(TASK OBJECTIVE):
Within the material below, find each line bearing the word "sıra" and present it.

(INPUT ROWS):
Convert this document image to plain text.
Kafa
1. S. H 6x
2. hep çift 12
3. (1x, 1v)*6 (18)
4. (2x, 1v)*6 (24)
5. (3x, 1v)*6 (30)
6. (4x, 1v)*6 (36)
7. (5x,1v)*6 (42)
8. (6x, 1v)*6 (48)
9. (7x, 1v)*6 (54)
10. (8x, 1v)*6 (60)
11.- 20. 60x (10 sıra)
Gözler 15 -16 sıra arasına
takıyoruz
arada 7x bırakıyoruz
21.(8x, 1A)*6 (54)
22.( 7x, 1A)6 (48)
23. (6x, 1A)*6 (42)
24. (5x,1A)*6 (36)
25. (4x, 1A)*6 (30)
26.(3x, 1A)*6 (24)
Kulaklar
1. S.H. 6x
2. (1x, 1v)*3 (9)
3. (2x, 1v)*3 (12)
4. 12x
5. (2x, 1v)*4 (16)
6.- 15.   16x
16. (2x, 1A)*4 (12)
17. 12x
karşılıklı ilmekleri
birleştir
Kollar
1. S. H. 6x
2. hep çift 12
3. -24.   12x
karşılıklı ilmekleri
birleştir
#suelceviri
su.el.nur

(RESPONSE TO THE TASK):
11.- 20. 60x (10 sıra)
Gözler 15 -16 sıra arasına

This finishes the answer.